Dataset items:
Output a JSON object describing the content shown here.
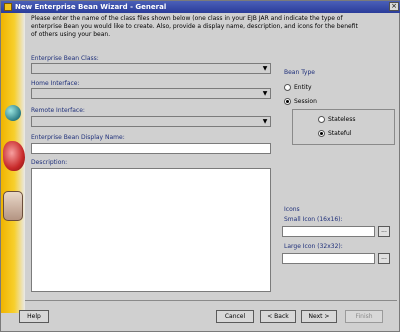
{
  "window": {
    "title": "New Enterprise Bean Wizard - General",
    "close_label": "×"
  },
  "intro_text": "Please enter the name of the class files shown below (one class in your EJB JAR and indicate the type of enterprise Bean you would like to create. Also, provide a display name, description, and icons for the benefit of others using your bean.",
  "fields": {
    "bean_class_label": "Enterprise Bean Class:",
    "home_interface_label": "Home Interface:",
    "remote_interface_label": "Remote Interface:",
    "display_name_label": "Enterprise Bean Display Name:",
    "description_label": "Description:",
    "combo_arrow": "▼",
    "bean_class_value": "",
    "home_interface_value": "",
    "remote_interface_value": "",
    "display_name_value": "",
    "description_value": ""
  },
  "bean_type": {
    "label": "Bean Type",
    "options": [
      "Entity",
      "Session"
    ],
    "selected": "Session",
    "session_options": [
      "Stateless",
      "Stateful"
    ],
    "session_selected": "Stateful"
  },
  "icons": {
    "label": "Icons",
    "small_icon_label": "Small Icon (16x16):",
    "large_icon_label": "Large Icon (32x32):",
    "browse_label": "...",
    "small_icon_value": "",
    "large_icon_value": ""
  },
  "buttons": {
    "help": "Help",
    "cancel": "Cancel",
    "back": "< Back",
    "next": "Next >",
    "finish": "Finish"
  }
}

## PROBLEM DETAILS:
Every record must be copied exactly, with images dropped from the result.

## RESULT OF THE EXERCISE:
Output a JSON object describing the content shown here.
{
  "window": {
    "title": "New Enterprise Bean Wizard - General",
    "close_label": "×"
  },
  "intro_text": "Please enter the name of the class files shown below (one class in your EJB JAR and indicate the type of enterprise Bean you would like to create. Also, provide a display name, description, and icons for the benefit of others using your bean.",
  "fields": {
    "bean_class_label": "Enterprise Bean Class:",
    "home_interface_label": "Home Interface:",
    "remote_interface_label": "Remote Interface:",
    "display_name_label": "Enterprise Bean Display Name:",
    "description_label": "Description:",
    "combo_arrow": "▼",
    "bean_class_value": "",
    "home_interface_value": "",
    "remote_interface_value": "",
    "display_name_value": "",
    "description_value": ""
  },
  "bean_type": {
    "label": "Bean Type",
    "options": [
      "Entity",
      "Session"
    ],
    "selected": "Session",
    "session_options": [
      "Stateless",
      "Stateful"
    ],
    "session_selected": "Stateful"
  },
  "icons": {
    "label": "Icons",
    "small_icon_label": "Small Icon (16x16):",
    "large_icon_label": "Large Icon (32x32):",
    "browse_label": "...",
    "small_icon_value": "",
    "large_icon_value": ""
  },
  "buttons": {
    "help": "Help",
    "cancel": "Cancel",
    "back": "< Back",
    "next": "Next >",
    "finish": "Finish"
  }
}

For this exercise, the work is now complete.